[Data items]
▬▬▬
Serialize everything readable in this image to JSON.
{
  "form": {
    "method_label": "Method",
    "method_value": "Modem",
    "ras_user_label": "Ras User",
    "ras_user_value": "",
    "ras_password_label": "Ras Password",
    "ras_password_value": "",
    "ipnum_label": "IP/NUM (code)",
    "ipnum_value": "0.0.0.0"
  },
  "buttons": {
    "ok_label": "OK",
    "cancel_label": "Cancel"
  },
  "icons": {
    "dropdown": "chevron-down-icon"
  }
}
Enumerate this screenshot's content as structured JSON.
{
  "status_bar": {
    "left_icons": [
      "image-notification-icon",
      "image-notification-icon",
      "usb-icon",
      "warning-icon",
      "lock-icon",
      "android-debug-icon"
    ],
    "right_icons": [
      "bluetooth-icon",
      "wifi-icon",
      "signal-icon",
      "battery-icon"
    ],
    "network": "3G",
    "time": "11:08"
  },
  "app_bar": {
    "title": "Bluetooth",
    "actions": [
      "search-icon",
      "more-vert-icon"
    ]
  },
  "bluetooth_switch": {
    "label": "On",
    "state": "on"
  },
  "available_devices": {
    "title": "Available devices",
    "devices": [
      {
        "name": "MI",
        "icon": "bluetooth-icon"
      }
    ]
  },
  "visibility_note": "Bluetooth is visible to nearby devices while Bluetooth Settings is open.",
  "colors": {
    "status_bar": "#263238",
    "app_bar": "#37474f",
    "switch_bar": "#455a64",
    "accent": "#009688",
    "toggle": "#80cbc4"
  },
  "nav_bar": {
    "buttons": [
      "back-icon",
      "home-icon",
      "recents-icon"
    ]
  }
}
▬▬▬
#### YOUR OBJECTIVE
Return every line holding the word "JSON" from the records.

#### COMPLETE ANSWER
Serialize everything readable in this image to JSON.
Enumerate this screenshot's content as structured JSON.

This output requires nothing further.